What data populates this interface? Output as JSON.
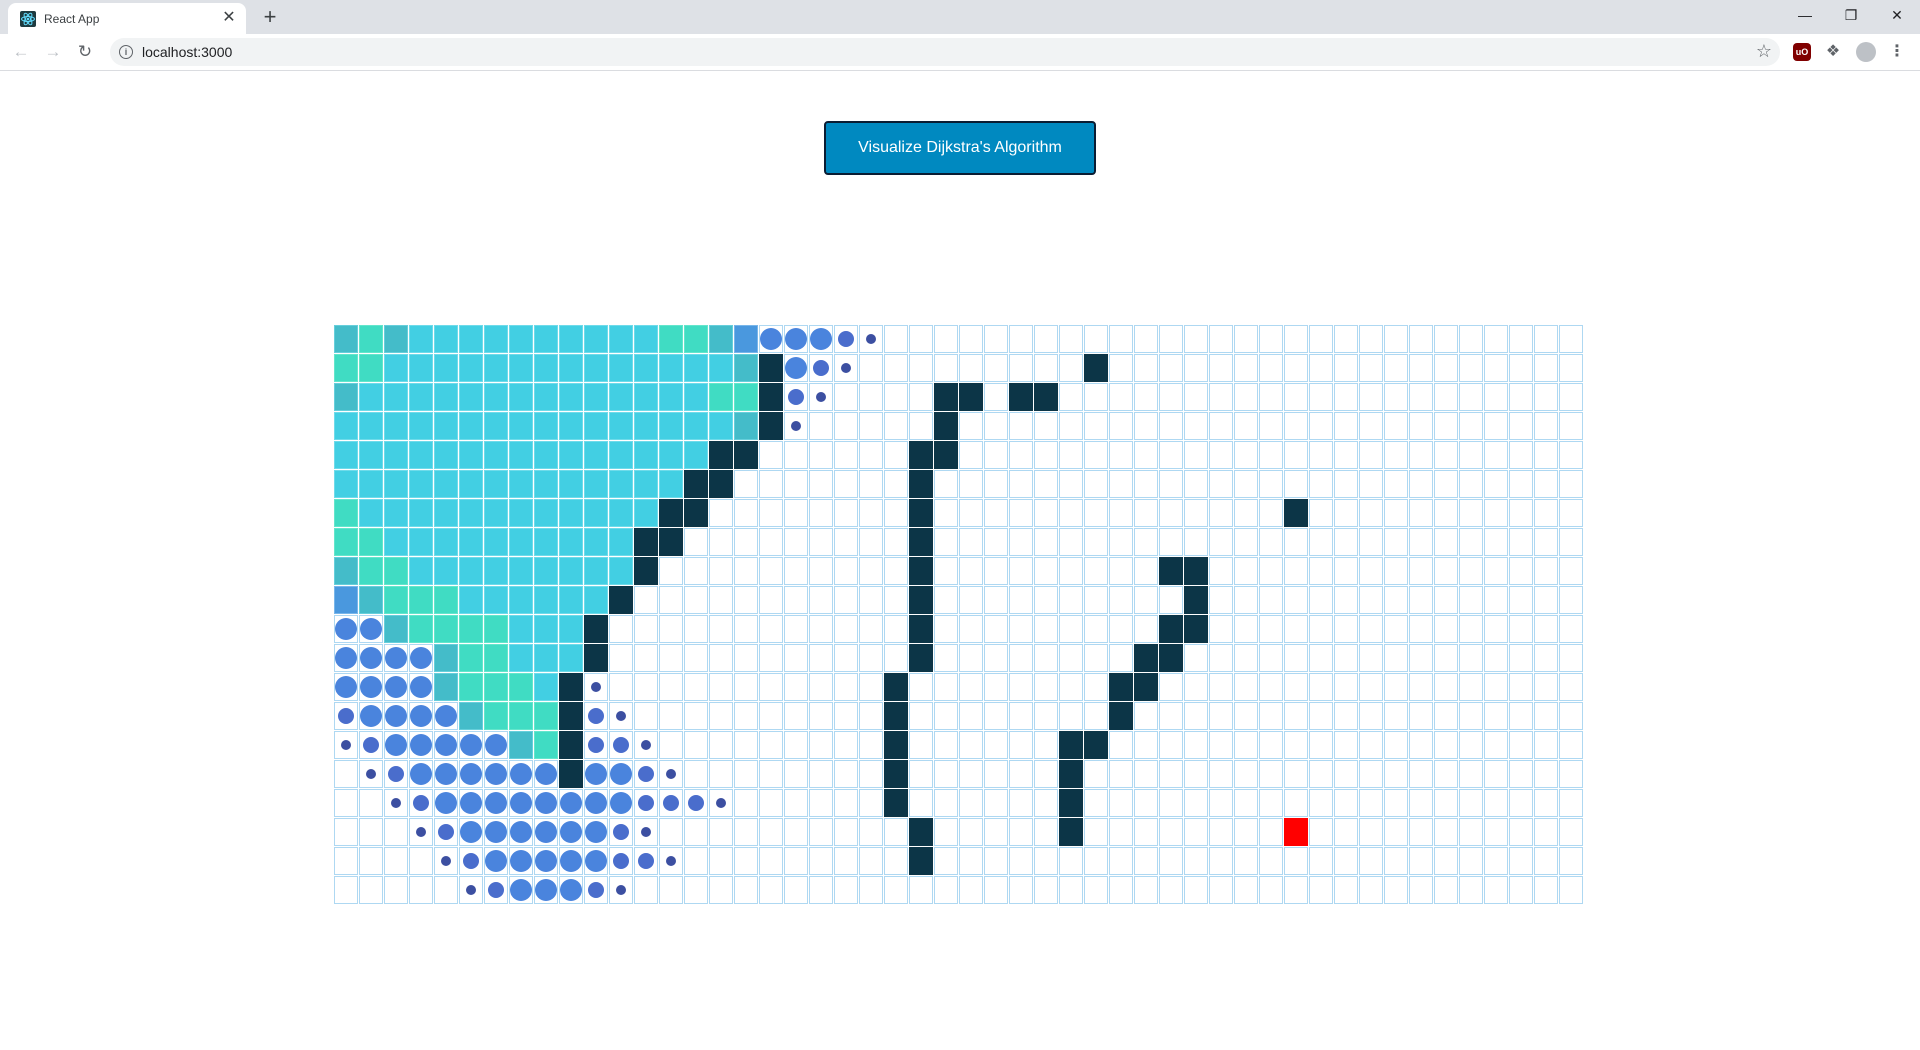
{
  "browser": {
    "tab_title": "React App",
    "tab_close_glyph": "✕",
    "new_tab_glyph": "+",
    "url": "localhost:3000",
    "icons": [
      "react-favicon",
      "back-arrow-icon",
      "forward-arrow-icon",
      "reload-icon",
      "info-icon",
      "star-icon",
      "ublock-icon",
      "puzzle-icon",
      "profile-icon",
      "kebab-menu-icon",
      "minimize-icon",
      "restore-icon",
      "close-icon"
    ]
  },
  "page": {
    "visualize_button_label": "Visualize Dijkstra's Algorithm"
  },
  "grid": {
    "rows": 20,
    "cols": 50,
    "legend": {
      ".": "unvisited",
      "W": "wall",
      "F": "finish node",
      "P": "visited (settled, cyan)",
      "G": "visited (settled, green)",
      "T": "visited (settled, teal)",
      "B": "visited (settled, blue)",
      "3": "visited (animating, large dot)",
      "2": "visited (animating, medium dot)",
      "1": "visited (animating, small dot)"
    },
    "cells": [
      "TGTPPPPPPPPPPGGTB33321............................",
      "GGPPPPPPPPPPPPPPTW321.........W...................",
      "TPPPPPPPPPPPPPPGGW21....WW.WW.....................",
      "PPPPPPPPPPPPPPPPTW1.....W.........................",
      "PPPPPPPPPPPPPPPWW......WW.........................",
      "PPPPPPPPPPPPPPWW.......W..........................",
      "GPPPPPPPPPPPPWW........W..............W...........",
      "GGPPPPPPPPPPWW.........W..........................",
      "TGGPPPPPPPPPW..........W.........WW...............",
      "BTGGGPPPPPPW...........W..........W...............",
      "33TGGGGPPPW............W.........WW...............",
      "3333TGGPPPW............W........WW................",
      "3333TGGGPW1...........W........WW.................",
      "23333TGGGW21..........W........W..................",
      "1233333TGW221.........W......WW...................",
      ".12333333W3321........W......W....................",
      "..12333333332221......W......W....................",
      "...1233333321..........W.....W........F...........",
      "....1233333221.........W..........................",
      ".....1233321......................................"
    ]
  }
}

= = = = =

### Directions
Your task is to reproduce all of the material exactly. The pictures stay out.

### Task output
What data populates this interface? Output as JSON.
{
  "browser": {
    "tab_title": "React App",
    "tab_close_glyph": "✕",
    "new_tab_glyph": "+",
    "url": "localhost:3000",
    "icons": [
      "react-favicon",
      "back-arrow-icon",
      "forward-arrow-icon",
      "reload-icon",
      "info-icon",
      "star-icon",
      "ublock-icon",
      "puzzle-icon",
      "profile-icon",
      "kebab-menu-icon",
      "minimize-icon",
      "restore-icon",
      "close-icon"
    ]
  },
  "page": {
    "visualize_button_label": "Visualize Dijkstra's Algorithm"
  },
  "grid": {
    "rows": 20,
    "cols": 50,
    "legend": {
      ".": "unvisited",
      "W": "wall",
      "F": "finish node",
      "P": "visited (settled, cyan)",
      "G": "visited (settled, green)",
      "T": "visited (settled, teal)",
      "B": "visited (settled, blue)",
      "3": "visited (animating, large dot)",
      "2": "visited (animating, medium dot)",
      "1": "visited (animating, small dot)"
    },
    "cells": [
      "TGTPPPPPPPPPPGGTB33321............................",
      "GGPPPPPPPPPPPPPPTW321.........W...................",
      "TPPPPPPPPPPPPPPGGW21....WW.WW.....................",
      "PPPPPPPPPPPPPPPPTW1.....W.........................",
      "PPPPPPPPPPPPPPPWW......WW.........................",
      "PPPPPPPPPPPPPPWW.......W..........................",
      "GPPPPPPPPPPPPWW........W..............W...........",
      "GGPPPPPPPPPPWW.........W..........................",
      "TGGPPPPPPPPPW..........W.........WW...............",
      "BTGGGPPPPPPW...........W..........W...............",
      "33TGGGGPPPW............W.........WW...............",
      "3333TGGPPPW............W........WW................",
      "3333TGGGPW1...........W........WW.................",
      "23333TGGGW21..........W........W..................",
      "1233333TGW221.........W......WW...................",
      ".12333333W3321........W......W....................",
      "..12333333332221......W......W....................",
      "...1233333321..........W.....W........F...........",
      "....1233333221.........W..........................",
      ".....1233321......................................"
    ]
  }
}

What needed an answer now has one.